((

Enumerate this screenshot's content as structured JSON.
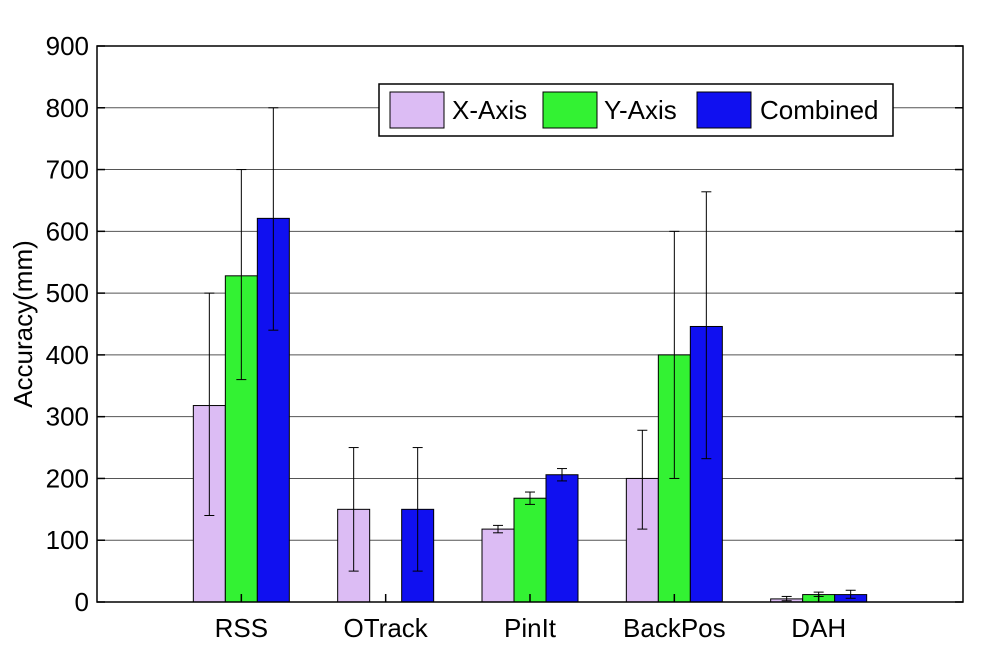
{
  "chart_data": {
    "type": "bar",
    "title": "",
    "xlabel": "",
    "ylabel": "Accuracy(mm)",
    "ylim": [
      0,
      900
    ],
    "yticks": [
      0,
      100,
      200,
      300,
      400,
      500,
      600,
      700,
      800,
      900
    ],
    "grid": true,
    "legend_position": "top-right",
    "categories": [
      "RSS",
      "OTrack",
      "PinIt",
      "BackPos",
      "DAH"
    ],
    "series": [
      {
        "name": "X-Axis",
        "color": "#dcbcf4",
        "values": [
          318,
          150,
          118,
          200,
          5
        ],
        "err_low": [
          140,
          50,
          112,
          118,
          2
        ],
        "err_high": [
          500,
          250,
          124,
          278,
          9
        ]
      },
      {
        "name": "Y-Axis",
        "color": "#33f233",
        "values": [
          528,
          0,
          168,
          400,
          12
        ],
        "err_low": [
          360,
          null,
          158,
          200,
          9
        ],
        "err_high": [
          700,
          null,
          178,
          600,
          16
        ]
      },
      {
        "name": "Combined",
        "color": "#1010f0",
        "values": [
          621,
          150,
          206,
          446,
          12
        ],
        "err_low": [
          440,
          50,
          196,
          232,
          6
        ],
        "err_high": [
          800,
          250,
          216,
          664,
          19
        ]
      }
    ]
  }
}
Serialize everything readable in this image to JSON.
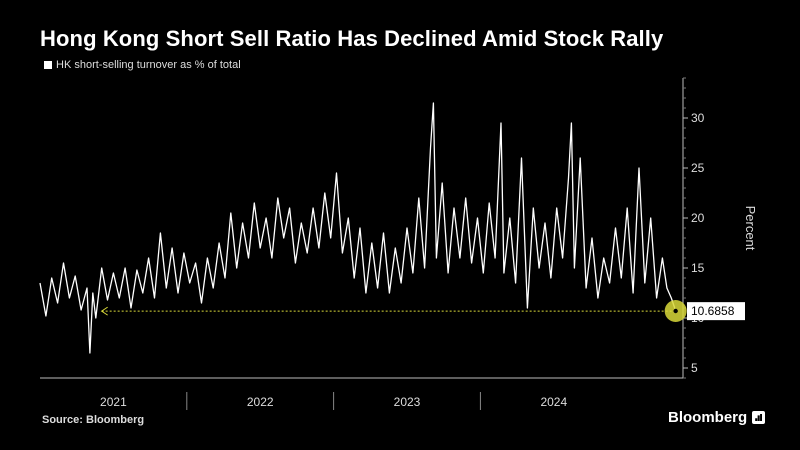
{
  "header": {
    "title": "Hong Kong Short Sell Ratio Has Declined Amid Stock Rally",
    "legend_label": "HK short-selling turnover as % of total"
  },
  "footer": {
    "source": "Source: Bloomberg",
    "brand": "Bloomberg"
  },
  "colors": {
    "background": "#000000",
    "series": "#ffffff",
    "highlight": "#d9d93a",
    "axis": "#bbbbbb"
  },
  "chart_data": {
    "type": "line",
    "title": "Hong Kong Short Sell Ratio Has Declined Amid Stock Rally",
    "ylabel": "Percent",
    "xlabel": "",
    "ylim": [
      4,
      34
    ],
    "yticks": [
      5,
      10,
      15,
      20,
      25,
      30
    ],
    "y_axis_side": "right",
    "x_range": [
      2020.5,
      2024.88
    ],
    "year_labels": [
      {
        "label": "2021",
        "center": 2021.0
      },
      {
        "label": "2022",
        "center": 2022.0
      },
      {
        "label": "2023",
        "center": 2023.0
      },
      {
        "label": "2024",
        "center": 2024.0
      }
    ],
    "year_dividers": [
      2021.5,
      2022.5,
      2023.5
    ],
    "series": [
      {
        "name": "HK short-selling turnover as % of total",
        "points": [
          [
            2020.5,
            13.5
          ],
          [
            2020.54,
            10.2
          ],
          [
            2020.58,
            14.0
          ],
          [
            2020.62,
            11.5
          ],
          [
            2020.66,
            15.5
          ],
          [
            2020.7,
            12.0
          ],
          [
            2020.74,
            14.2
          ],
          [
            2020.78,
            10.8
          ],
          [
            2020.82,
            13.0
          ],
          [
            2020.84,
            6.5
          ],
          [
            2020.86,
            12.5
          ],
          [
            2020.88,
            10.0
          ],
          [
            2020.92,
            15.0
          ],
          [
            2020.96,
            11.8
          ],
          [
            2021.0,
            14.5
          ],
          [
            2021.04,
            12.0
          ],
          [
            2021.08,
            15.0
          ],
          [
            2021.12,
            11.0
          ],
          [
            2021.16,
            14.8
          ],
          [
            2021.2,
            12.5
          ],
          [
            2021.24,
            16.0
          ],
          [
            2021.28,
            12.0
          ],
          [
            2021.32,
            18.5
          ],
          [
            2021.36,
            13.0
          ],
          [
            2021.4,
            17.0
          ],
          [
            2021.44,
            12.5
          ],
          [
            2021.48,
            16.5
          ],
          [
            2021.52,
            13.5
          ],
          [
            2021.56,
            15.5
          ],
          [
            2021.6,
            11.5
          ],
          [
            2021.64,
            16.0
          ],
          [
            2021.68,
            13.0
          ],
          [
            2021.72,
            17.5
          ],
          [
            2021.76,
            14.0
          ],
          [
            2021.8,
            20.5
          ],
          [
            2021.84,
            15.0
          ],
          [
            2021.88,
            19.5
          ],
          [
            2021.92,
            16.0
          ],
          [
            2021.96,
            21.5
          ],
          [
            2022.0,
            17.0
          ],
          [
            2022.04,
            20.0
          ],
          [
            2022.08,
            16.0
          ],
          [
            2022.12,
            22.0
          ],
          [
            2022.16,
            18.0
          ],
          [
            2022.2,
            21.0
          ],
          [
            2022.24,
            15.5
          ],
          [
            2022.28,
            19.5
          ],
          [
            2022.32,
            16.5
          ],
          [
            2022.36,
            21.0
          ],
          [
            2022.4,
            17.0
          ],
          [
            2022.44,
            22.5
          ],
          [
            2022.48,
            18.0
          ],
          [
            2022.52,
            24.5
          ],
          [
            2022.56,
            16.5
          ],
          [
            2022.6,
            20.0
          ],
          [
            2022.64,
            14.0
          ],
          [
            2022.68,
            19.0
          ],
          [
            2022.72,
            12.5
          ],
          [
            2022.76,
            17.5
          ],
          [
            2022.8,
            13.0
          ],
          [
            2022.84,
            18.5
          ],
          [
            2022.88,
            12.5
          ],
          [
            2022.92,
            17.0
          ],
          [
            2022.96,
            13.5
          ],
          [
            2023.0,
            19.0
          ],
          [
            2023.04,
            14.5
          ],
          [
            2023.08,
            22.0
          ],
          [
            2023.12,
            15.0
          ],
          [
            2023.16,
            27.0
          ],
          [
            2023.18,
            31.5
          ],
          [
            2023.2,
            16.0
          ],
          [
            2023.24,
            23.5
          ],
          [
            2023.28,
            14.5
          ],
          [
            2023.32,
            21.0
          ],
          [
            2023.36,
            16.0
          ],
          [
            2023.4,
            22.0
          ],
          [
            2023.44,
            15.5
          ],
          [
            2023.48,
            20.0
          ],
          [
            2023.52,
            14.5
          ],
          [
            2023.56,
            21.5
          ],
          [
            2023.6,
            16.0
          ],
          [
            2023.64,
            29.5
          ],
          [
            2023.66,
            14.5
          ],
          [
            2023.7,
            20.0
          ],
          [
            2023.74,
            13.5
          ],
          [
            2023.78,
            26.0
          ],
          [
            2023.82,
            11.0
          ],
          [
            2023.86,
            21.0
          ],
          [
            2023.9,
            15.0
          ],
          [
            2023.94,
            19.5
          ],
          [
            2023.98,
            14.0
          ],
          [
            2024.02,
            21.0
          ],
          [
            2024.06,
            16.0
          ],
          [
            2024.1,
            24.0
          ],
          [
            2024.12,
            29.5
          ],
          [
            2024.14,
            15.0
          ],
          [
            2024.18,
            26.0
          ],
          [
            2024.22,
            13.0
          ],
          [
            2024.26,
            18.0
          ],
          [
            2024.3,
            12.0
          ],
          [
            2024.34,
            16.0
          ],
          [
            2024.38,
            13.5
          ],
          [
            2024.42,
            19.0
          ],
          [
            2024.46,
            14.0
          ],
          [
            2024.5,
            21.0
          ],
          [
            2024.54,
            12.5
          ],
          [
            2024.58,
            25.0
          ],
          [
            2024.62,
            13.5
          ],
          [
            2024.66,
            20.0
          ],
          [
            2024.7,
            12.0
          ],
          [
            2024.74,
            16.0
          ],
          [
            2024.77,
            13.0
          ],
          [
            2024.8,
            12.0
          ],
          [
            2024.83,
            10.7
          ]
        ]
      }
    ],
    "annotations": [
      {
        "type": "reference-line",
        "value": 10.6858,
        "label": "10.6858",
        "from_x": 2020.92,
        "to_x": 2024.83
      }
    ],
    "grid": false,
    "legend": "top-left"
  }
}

))

_EXERCISE DETAILS_
What comes back should match the records exactly, minus any pictures.

_TASK SOLUTION_
Enumerate this screenshot's content as structured JSON.
{
  "chart_data": {
    "type": "bar",
    "title": "",
    "xlabel": "",
    "ylabel": "Accuracy(mm)",
    "ylim": [
      0,
      900
    ],
    "yticks": [
      0,
      100,
      200,
      300,
      400,
      500,
      600,
      700,
      800,
      900
    ],
    "grid": true,
    "legend_position": "top-right",
    "categories": [
      "RSS",
      "OTrack",
      "PinIt",
      "BackPos",
      "DAH"
    ],
    "series": [
      {
        "name": "X-Axis",
        "color": "#dcbcf4",
        "values": [
          318,
          150,
          118,
          200,
          5
        ],
        "err_low": [
          140,
          50,
          112,
          118,
          2
        ],
        "err_high": [
          500,
          250,
          124,
          278,
          9
        ]
      },
      {
        "name": "Y-Axis",
        "color": "#33f233",
        "values": [
          528,
          0,
          168,
          400,
          12
        ],
        "err_low": [
          360,
          null,
          158,
          200,
          9
        ],
        "err_high": [
          700,
          null,
          178,
          600,
          16
        ]
      },
      {
        "name": "Combined",
        "color": "#1010f0",
        "values": [
          621,
          150,
          206,
          446,
          12
        ],
        "err_low": [
          440,
          50,
          196,
          232,
          6
        ],
        "err_high": [
          800,
          250,
          216,
          664,
          19
        ]
      }
    ]
  }
}
Serialize everything readable in this image to JSON.
{
  "header": {
    "title": "Hong Kong Short Sell Ratio Has Declined Amid Stock Rally",
    "legend_label": "HK short-selling turnover as % of total"
  },
  "footer": {
    "source": "Source: Bloomberg",
    "brand": "Bloomberg"
  },
  "colors": {
    "background": "#000000",
    "series": "#ffffff",
    "highlight": "#d9d93a",
    "axis": "#bbbbbb"
  },
  "chart_data": {
    "type": "line",
    "title": "Hong Kong Short Sell Ratio Has Declined Amid Stock Rally",
    "ylabel": "Percent",
    "xlabel": "",
    "ylim": [
      4,
      34
    ],
    "yticks": [
      5,
      10,
      15,
      20,
      25,
      30
    ],
    "y_axis_side": "right",
    "x_range": [
      2020.5,
      2024.88
    ],
    "year_labels": [
      {
        "label": "2021",
        "center": 2021.0
      },
      {
        "label": "2022",
        "center": 2022.0
      },
      {
        "label": "2023",
        "center": 2023.0
      },
      {
        "label": "2024",
        "center": 2024.0
      }
    ],
    "year_dividers": [
      2021.5,
      2022.5,
      2023.5
    ],
    "series": [
      {
        "name": "HK short-selling turnover as % of total",
        "points": [
          [
            2020.5,
            13.5
          ],
          [
            2020.54,
            10.2
          ],
          [
            2020.58,
            14.0
          ],
          [
            2020.62,
            11.5
          ],
          [
            2020.66,
            15.5
          ],
          [
            2020.7,
            12.0
          ],
          [
            2020.74,
            14.2
          ],
          [
            2020.78,
            10.8
          ],
          [
            2020.82,
            13.0
          ],
          [
            2020.84,
            6.5
          ],
          [
            2020.86,
            12.5
          ],
          [
            2020.88,
            10.0
          ],
          [
            2020.92,
            15.0
          ],
          [
            2020.96,
            11.8
          ],
          [
            2021.0,
            14.5
          ],
          [
            2021.04,
            12.0
          ],
          [
            2021.08,
            15.0
          ],
          [
            2021.12,
            11.0
          ],
          [
            2021.16,
            14.8
          ],
          [
            2021.2,
            12.5
          ],
          [
            2021.24,
            16.0
          ],
          [
            2021.28,
            12.0
          ],
          [
            2021.32,
            18.5
          ],
          [
            2021.36,
            13.0
          ],
          [
            2021.4,
            17.0
          ],
          [
            2021.44,
            12.5
          ],
          [
            2021.48,
            16.5
          ],
          [
            2021.52,
            13.5
          ],
          [
            2021.56,
            15.5
          ],
          [
            2021.6,
            11.5
          ],
          [
            2021.64,
            16.0
          ],
          [
            2021.68,
            13.0
          ],
          [
            2021.72,
            17.5
          ],
          [
            2021.76,
            14.0
          ],
          [
            2021.8,
            20.5
          ],
          [
            2021.84,
            15.0
          ],
          [
            2021.88,
            19.5
          ],
          [
            2021.92,
            16.0
          ],
          [
            2021.96,
            21.5
          ],
          [
            2022.0,
            17.0
          ],
          [
            2022.04,
            20.0
          ],
          [
            2022.08,
            16.0
          ],
          [
            2022.12,
            22.0
          ],
          [
            2022.16,
            18.0
          ],
          [
            2022.2,
            21.0
          ],
          [
            2022.24,
            15.5
          ],
          [
            2022.28,
            19.5
          ],
          [
            2022.32,
            16.5
          ],
          [
            2022.36,
            21.0
          ],
          [
            2022.4,
            17.0
          ],
          [
            2022.44,
            22.5
          ],
          [
            2022.48,
            18.0
          ],
          [
            2022.52,
            24.5
          ],
          [
            2022.56,
            16.5
          ],
          [
            2022.6,
            20.0
          ],
          [
            2022.64,
            14.0
          ],
          [
            2022.68,
            19.0
          ],
          [
            2022.72,
            12.5
          ],
          [
            2022.76,
            17.5
          ],
          [
            2022.8,
            13.0
          ],
          [
            2022.84,
            18.5
          ],
          [
            2022.88,
            12.5
          ],
          [
            2022.92,
            17.0
          ],
          [
            2022.96,
            13.5
          ],
          [
            2023.0,
            19.0
          ],
          [
            2023.04,
            14.5
          ],
          [
            2023.08,
            22.0
          ],
          [
            2023.12,
            15.0
          ],
          [
            2023.16,
            27.0
          ],
          [
            2023.18,
            31.5
          ],
          [
            2023.2,
            16.0
          ],
          [
            2023.24,
            23.5
          ],
          [
            2023.28,
            14.5
          ],
          [
            2023.32,
            21.0
          ],
          [
            2023.36,
            16.0
          ],
          [
            2023.4,
            22.0
          ],
          [
            2023.44,
            15.5
          ],
          [
            2023.48,
            20.0
          ],
          [
            2023.52,
            14.5
          ],
          [
            2023.56,
            21.5
          ],
          [
            2023.6,
            16.0
          ],
          [
            2023.64,
            29.5
          ],
          [
            2023.66,
            14.5
          ],
          [
            2023.7,
            20.0
          ],
          [
            2023.74,
            13.5
          ],
          [
            2023.78,
            26.0
          ],
          [
            2023.82,
            11.0
          ],
          [
            2023.86,
            21.0
          ],
          [
            2023.9,
            15.0
          ],
          [
            2023.94,
            19.5
          ],
          [
            2023.98,
            14.0
          ],
          [
            2024.02,
            21.0
          ],
          [
            2024.06,
            16.0
          ],
          [
            2024.1,
            24.0
          ],
          [
            2024.12,
            29.5
          ],
          [
            2024.14,
            15.0
          ],
          [
            2024.18,
            26.0
          ],
          [
            2024.22,
            13.0
          ],
          [
            2024.26,
            18.0
          ],
          [
            2024.3,
            12.0
          ],
          [
            2024.34,
            16.0
          ],
          [
            2024.38,
            13.5
          ],
          [
            2024.42,
            19.0
          ],
          [
            2024.46,
            14.0
          ],
          [
            2024.5,
            21.0
          ],
          [
            2024.54,
            12.5
          ],
          [
            2024.58,
            25.0
          ],
          [
            2024.62,
            13.5
          ],
          [
            2024.66,
            20.0
          ],
          [
            2024.7,
            12.0
          ],
          [
            2024.74,
            16.0
          ],
          [
            2024.77,
            13.0
          ],
          [
            2024.8,
            12.0
          ],
          [
            2024.83,
            10.7
          ]
        ]
      }
    ],
    "annotations": [
      {
        "type": "reference-line",
        "value": 10.6858,
        "label": "10.6858",
        "from_x": 2020.92,
        "to_x": 2024.83
      }
    ],
    "grid": false,
    "legend": "top-left"
  }
}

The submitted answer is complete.